** WORK REQUIRED **
Each line that includes the word "Year" counts once; give the total and nothing more.

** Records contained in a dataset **
╭──

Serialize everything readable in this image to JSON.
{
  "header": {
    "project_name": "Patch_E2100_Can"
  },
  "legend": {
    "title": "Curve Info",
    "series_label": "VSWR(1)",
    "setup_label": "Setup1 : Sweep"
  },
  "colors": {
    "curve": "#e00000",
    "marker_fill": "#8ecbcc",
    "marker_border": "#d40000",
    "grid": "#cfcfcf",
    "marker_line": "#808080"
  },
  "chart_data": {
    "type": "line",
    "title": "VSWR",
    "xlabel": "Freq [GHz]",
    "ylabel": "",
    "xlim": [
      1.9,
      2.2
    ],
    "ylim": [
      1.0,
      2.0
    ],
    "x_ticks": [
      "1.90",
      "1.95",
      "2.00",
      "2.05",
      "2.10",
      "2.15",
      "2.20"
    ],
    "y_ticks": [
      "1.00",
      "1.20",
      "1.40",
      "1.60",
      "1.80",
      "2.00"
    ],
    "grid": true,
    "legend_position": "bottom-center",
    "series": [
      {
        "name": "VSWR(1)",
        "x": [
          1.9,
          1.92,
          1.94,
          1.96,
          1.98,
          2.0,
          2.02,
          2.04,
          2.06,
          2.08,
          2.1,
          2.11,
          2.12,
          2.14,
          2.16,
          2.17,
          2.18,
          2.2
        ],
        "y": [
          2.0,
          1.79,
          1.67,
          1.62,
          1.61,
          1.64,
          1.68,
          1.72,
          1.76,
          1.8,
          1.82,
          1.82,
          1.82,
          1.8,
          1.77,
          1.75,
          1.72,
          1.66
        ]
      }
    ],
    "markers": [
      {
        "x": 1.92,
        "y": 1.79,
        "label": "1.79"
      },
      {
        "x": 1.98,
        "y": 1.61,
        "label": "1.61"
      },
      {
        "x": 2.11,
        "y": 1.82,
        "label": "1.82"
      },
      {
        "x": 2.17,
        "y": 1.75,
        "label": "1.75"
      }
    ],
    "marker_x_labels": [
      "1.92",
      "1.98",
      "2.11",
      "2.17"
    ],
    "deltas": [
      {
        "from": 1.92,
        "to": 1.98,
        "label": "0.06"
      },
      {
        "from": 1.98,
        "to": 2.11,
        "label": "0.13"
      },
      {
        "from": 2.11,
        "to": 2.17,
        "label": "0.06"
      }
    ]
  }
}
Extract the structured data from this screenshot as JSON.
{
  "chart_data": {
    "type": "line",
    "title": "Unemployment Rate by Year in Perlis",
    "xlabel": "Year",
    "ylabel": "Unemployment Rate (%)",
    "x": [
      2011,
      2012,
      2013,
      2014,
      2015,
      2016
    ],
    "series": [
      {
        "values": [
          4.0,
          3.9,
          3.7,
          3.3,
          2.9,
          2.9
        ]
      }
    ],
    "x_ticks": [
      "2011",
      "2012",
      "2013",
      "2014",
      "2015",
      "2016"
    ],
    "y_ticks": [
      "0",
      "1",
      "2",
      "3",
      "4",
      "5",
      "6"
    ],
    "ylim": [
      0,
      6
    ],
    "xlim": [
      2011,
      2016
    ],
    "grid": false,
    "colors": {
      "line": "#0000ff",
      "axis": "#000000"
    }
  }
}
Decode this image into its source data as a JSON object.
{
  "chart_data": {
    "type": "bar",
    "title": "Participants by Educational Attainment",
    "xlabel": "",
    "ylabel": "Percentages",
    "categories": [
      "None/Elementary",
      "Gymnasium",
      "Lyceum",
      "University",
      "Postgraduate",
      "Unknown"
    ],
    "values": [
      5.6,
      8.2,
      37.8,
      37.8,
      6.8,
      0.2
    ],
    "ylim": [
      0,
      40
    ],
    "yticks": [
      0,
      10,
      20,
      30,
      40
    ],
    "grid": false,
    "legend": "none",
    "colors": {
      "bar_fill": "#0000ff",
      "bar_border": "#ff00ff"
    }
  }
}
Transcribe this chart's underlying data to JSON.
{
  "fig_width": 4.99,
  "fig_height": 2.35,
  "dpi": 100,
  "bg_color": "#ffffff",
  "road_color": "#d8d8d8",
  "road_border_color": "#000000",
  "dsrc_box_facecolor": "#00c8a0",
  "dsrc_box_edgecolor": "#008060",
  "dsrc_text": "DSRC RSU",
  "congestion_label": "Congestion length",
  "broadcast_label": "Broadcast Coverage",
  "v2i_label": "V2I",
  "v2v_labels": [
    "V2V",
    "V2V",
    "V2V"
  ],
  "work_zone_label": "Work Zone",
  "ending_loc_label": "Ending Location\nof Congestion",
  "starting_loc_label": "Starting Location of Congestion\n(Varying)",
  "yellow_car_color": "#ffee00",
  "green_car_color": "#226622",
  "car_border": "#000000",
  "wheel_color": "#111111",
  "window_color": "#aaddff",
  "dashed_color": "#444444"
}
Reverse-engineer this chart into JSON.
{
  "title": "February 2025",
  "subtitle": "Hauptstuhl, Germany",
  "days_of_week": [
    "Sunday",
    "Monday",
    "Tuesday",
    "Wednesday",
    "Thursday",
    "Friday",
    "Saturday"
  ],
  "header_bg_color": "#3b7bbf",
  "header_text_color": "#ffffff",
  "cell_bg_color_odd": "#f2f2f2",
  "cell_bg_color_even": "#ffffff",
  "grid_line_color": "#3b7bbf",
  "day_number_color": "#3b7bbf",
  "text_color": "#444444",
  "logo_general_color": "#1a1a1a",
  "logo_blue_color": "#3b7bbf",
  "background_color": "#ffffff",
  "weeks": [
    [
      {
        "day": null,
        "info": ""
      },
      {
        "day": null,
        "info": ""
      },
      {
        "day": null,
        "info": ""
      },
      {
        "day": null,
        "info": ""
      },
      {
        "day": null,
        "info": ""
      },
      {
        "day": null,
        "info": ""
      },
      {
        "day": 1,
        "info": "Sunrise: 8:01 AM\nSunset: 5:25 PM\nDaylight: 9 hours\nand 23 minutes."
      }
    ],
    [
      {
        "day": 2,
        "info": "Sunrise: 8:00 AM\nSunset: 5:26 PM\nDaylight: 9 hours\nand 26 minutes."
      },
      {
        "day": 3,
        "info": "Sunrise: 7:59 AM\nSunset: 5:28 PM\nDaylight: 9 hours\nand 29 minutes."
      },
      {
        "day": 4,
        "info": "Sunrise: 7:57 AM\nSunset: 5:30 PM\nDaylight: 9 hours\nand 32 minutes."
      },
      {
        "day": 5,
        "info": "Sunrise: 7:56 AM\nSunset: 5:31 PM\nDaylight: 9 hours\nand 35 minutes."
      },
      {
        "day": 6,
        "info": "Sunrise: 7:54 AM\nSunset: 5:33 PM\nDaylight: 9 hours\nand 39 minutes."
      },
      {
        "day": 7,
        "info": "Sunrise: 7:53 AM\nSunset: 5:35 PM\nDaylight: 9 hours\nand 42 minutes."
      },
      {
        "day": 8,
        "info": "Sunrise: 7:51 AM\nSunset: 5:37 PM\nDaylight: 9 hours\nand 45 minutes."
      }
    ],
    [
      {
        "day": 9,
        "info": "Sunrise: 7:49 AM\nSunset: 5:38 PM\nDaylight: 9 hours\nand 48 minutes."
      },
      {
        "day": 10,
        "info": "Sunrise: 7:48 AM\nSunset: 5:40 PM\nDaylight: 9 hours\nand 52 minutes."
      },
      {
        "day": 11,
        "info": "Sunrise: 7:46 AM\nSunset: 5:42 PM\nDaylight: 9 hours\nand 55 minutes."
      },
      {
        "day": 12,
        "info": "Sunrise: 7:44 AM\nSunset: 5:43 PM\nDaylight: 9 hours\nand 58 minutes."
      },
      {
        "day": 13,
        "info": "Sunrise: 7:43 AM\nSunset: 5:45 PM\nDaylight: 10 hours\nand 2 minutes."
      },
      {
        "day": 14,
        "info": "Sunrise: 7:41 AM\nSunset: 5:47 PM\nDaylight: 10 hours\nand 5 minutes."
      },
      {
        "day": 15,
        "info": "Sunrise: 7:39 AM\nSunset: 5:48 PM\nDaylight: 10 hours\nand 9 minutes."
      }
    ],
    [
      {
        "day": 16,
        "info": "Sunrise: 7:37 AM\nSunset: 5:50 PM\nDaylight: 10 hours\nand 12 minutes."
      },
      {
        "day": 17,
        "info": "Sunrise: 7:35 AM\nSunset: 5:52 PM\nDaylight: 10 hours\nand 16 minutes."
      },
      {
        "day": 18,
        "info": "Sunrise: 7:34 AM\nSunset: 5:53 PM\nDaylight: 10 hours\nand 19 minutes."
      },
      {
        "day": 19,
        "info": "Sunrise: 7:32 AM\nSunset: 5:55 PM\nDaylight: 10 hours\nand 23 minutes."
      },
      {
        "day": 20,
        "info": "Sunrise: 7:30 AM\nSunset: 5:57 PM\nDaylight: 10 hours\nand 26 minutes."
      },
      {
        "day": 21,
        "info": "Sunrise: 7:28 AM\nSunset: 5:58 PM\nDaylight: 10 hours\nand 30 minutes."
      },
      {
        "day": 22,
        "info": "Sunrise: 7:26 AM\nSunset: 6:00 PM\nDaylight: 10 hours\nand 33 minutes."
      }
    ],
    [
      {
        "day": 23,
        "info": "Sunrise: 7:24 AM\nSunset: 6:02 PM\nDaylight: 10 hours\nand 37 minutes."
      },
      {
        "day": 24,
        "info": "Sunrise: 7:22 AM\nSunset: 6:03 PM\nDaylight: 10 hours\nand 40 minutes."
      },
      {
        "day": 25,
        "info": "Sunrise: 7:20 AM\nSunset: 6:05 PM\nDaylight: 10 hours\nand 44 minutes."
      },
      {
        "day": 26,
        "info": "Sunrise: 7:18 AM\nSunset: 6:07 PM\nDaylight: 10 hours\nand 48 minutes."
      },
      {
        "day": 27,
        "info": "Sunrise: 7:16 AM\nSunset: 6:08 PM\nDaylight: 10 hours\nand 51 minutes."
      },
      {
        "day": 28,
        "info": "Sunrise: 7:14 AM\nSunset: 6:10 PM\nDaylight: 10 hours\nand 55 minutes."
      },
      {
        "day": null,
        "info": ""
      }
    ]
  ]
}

╰──

** SOLVED EXERCISE **
2